■ **WORK TO COMPLETE**: Every record below should be transcribed exactly. Omit the images.

[Records from a data source]
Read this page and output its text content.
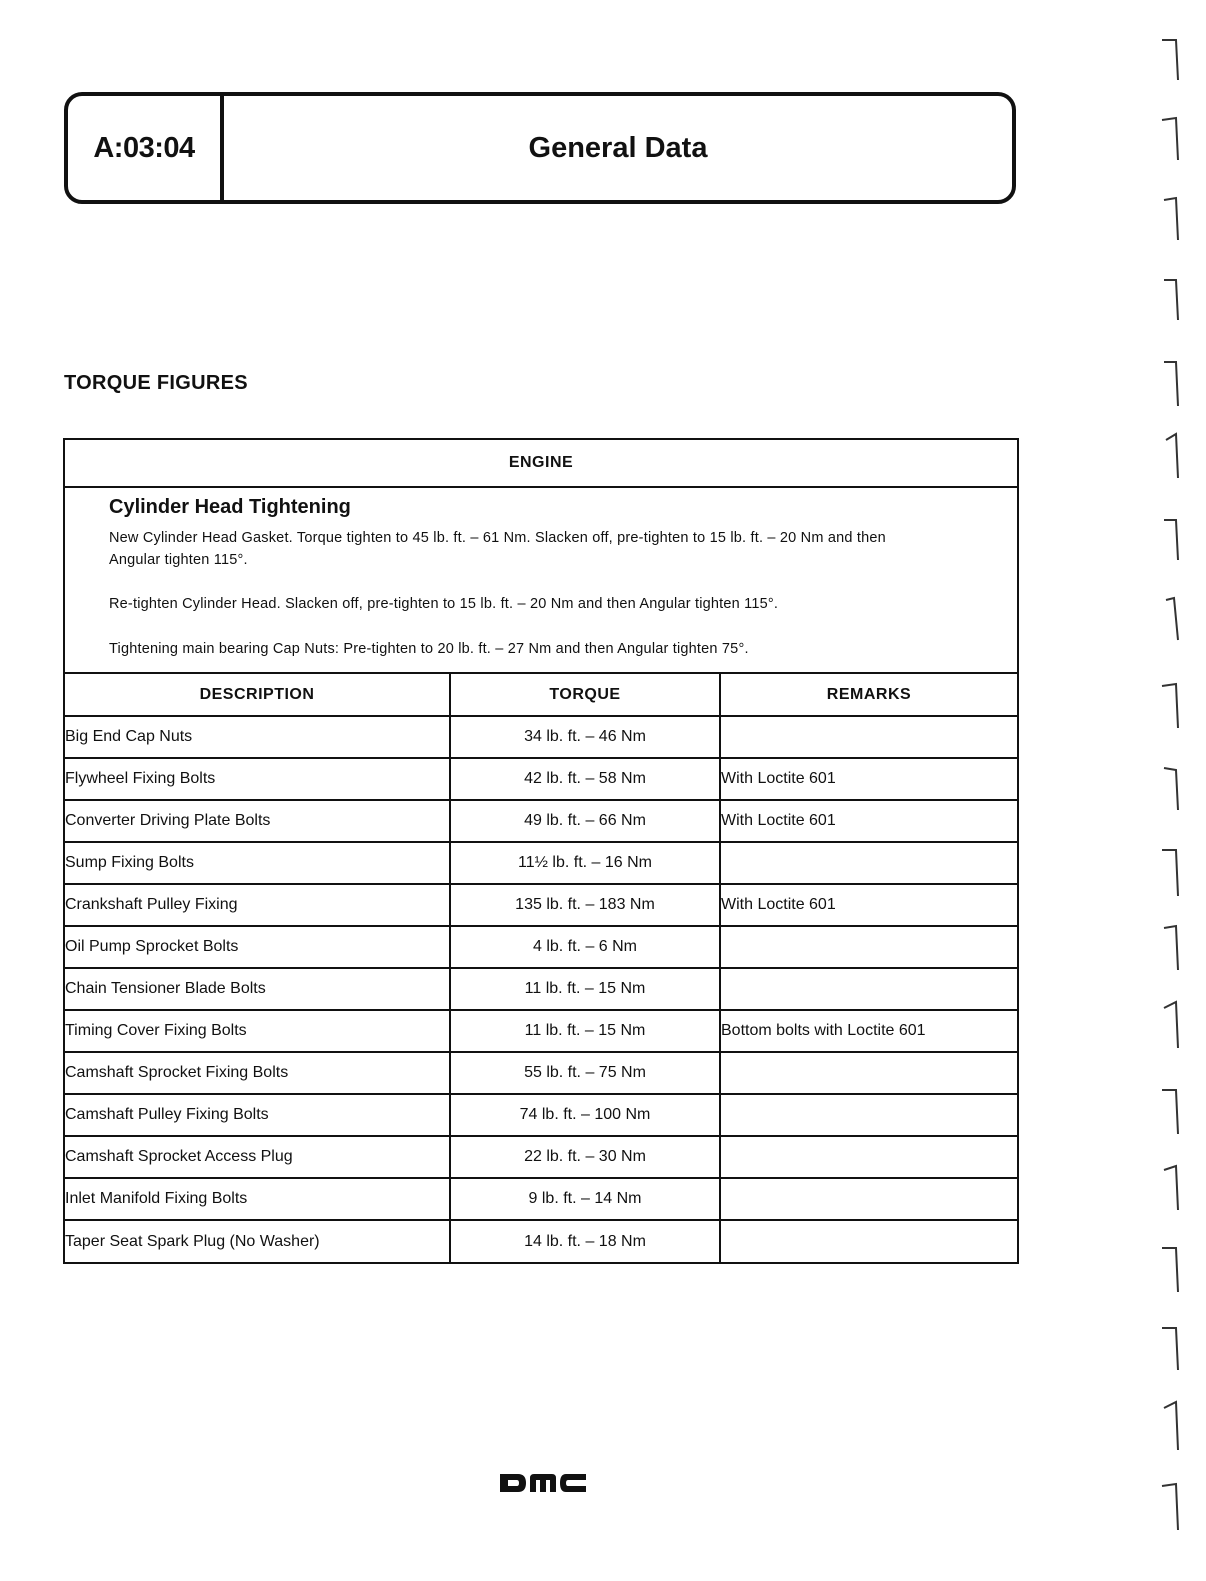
A:03:04	General Data
TORQUE FIGURES
ENGINE
Cylinder Head Tightening

New Cylinder Head Gasket. Torque tighten to 45 lb. ft. – 61 Nm. Slacken off, pre-tighten to 15 lb. ft. – 20 Nm and then Angular tighten 115°.

Re-tighten Cylinder Head. Slacken off, pre-tighten to 15 lb. ft. – 20 Nm and then Angular tighten 115°.

Tightening main bearing Cap Nuts: Pre-tighten to 20 lb. ft. – 27 Nm and then Angular tighten 75°.

DESCRIPTION	TORQUE	REMARKS
Big End Cap Nuts	34 lb. ft. – 46 Nm	
Flywheel Fixing Bolts	42 lb. ft. – 58 Nm	With Loctite 601
Converter Driving Plate Bolts	49 lb. ft. – 66 Nm	With Loctite 601
Sump Fixing Bolts	11½ lb. ft. – 16 Nm	
Crankshaft Pulley Fixing	135 lb. ft. – 183 Nm	With Loctite 601
Oil Pump Sprocket Bolts	4 lb. ft. – 6 Nm	
Chain Tensioner Blade Bolts	11 lb. ft. – 15 Nm	
Timing Cover Fixing Bolts	11 lb. ft. – 15 Nm	Bottom bolts with Loctite 601
Camshaft Sprocket Fixing Bolts	55 lb. ft. – 75 Nm	
Camshaft Pulley Fixing Bolts	74 lb. ft. – 100 Nm	
Camshaft Sprocket Access Plug	22 lb. ft. – 30 Nm	
Inlet Manifold Fixing Bolts	9 lb. ft. – 14 Nm	
Taper Seat Spark Plug (No Washer)	14 lb. ft. – 18 Nm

■ **CORRECT ANSWER**:
Read this page and output its text content.
A:03:04	General Data
TORQUE FIGURES
ENGINE
Cylinder Head Tightening

New Cylinder Head Gasket. Torque tighten to 45 lb. ft. – 61 Nm. Slacken off, pre-tighten to 15 lb. ft. – 20 Nm and then Angular tighten 115°.

Re-tighten Cylinder Head. Slacken off, pre-tighten to 15 lb. ft. – 20 Nm and then Angular tighten 115°.

Tightening main bearing Cap Nuts: Pre-tighten to 20 lb. ft. – 27 Nm and then Angular tighten 75°.

DESCRIPTION	TORQUE	REMARKS
Big End Cap Nuts	34 lb. ft. – 46 Nm	
Flywheel Fixing Bolts	42 lb. ft. – 58 Nm	With Loctite 601
Converter Driving Plate Bolts	49 lb. ft. – 66 Nm	With Loctite 601
Sump Fixing Bolts	11½ lb. ft. – 16 Nm	
Crankshaft Pulley Fixing	135 lb. ft. – 183 Nm	With Loctite 601
Oil Pump Sprocket Bolts	4 lb. ft. – 6 Nm	
Chain Tensioner Blade Bolts	11 lb. ft. – 15 Nm	
Timing Cover Fixing Bolts	11 lb. ft. – 15 Nm	Bottom bolts with Loctite 601
Camshaft Sprocket Fixing Bolts	55 lb. ft. – 75 Nm	
Camshaft Pulley Fixing Bolts	74 lb. ft. – 100 Nm	
Camshaft Sprocket Access Plug	22 lb. ft. – 30 Nm	
Inlet Manifold Fixing Bolts	9 lb. ft. – 14 Nm	
Taper Seat Spark Plug (No Washer)	14 lb. ft. – 18 Nm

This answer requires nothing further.